Work required – All material below is to be reproduced exactly.

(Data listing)
........

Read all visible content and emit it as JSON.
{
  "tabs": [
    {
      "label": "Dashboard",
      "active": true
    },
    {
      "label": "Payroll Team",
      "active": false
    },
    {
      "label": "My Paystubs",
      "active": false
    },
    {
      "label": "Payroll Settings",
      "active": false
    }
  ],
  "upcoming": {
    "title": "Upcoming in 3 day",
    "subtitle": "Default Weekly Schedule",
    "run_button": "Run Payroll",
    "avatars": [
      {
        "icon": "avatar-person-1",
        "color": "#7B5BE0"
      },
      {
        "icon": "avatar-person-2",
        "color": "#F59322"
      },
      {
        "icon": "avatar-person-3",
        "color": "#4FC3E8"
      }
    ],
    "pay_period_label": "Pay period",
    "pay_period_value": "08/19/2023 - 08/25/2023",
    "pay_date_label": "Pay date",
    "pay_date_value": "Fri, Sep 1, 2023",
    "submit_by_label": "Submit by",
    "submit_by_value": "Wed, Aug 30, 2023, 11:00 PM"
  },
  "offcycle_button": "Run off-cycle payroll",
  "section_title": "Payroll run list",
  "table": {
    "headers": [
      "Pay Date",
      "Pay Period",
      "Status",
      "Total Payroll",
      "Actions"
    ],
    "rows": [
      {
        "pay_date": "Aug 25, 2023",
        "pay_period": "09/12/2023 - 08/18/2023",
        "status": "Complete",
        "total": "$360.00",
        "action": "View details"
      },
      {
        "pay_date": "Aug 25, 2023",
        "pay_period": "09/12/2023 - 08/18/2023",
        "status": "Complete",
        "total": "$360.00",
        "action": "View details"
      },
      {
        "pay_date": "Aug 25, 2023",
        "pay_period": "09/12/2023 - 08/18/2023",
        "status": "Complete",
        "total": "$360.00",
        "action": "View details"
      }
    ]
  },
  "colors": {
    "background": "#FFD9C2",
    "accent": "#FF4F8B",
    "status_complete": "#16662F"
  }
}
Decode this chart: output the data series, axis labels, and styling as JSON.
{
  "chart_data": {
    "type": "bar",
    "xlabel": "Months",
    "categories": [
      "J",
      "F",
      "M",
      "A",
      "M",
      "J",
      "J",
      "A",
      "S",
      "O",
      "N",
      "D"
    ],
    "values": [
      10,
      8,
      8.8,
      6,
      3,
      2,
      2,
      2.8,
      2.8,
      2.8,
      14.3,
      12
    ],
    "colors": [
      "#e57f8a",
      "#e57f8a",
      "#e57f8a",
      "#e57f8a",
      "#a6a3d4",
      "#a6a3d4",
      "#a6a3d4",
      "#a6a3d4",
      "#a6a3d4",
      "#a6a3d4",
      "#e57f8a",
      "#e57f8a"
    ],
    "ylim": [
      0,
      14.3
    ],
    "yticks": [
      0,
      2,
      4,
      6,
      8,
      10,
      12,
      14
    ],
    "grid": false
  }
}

........

Exercise result –
Read all visible content and emit it as JSON.
{
  "tabs": [
    {
      "label": "Dashboard",
      "active": true
    },
    {
      "label": "Payroll Team",
      "active": false
    },
    {
      "label": "My Paystubs",
      "active": false
    },
    {
      "label": "Payroll Settings",
      "active": false
    }
  ],
  "upcoming": {
    "title": "Upcoming in 3 day",
    "subtitle": "Default Weekly Schedule",
    "run_button": "Run Payroll",
    "avatars": [
      {
        "icon": "avatar-person-1",
        "color": "#7B5BE0"
      },
      {
        "icon": "avatar-person-2",
        "color": "#F59322"
      },
      {
        "icon": "avatar-person-3",
        "color": "#4FC3E8"
      }
    ],
    "pay_period_label": "Pay period",
    "pay_period_value": "08/19/2023 - 08/25/2023",
    "pay_date_label": "Pay date",
    "pay_date_value": "Fri, Sep 1, 2023",
    "submit_by_label": "Submit by",
    "submit_by_value": "Wed, Aug 30, 2023, 11:00 PM"
  },
  "offcycle_button": "Run off-cycle payroll",
  "section_title": "Payroll run list",
  "table": {
    "headers": [
      "Pay Date",
      "Pay Period",
      "Status",
      "Total Payroll",
      "Actions"
    ],
    "rows": [
      {
        "pay_date": "Aug 25, 2023",
        "pay_period": "09/12/2023 - 08/18/2023",
        "status": "Complete",
        "total": "$360.00",
        "action": "View details"
      },
      {
        "pay_date": "Aug 25, 2023",
        "pay_period": "09/12/2023 - 08/18/2023",
        "status": "Complete",
        "total": "$360.00",
        "action": "View details"
      },
      {
        "pay_date": "Aug 25, 2023",
        "pay_period": "09/12/2023 - 08/18/2023",
        "status": "Complete",
        "total": "$360.00",
        "action": "View details"
      }
    ]
  },
  "colors": {
    "background": "#FFD9C2",
    "accent": "#FF4F8B",
    "status_complete": "#16662F"
  }
}
Decode this chart: output the data series, axis labels, and styling as JSON.
{
  "chart_data": {
    "type": "bar",
    "xlabel": "Months",
    "categories": [
      "J",
      "F",
      "M",
      "A",
      "M",
      "J",
      "J",
      "A",
      "S",
      "O",
      "N",
      "D"
    ],
    "values": [
      10,
      8,
      8.8,
      6,
      3,
      2,
      2,
      2.8,
      2.8,
      2.8,
      14.3,
      12
    ],
    "colors": [
      "#e57f8a",
      "#e57f8a",
      "#e57f8a",
      "#e57f8a",
      "#a6a3d4",
      "#a6a3d4",
      "#a6a3d4",
      "#a6a3d4",
      "#a6a3d4",
      "#a6a3d4",
      "#e57f8a",
      "#e57f8a"
    ],
    "ylim": [
      0,
      14.3
    ],
    "yticks": [
      0,
      2,
      4,
      6,
      8,
      10,
      12,
      14
    ],
    "grid": false
  }
}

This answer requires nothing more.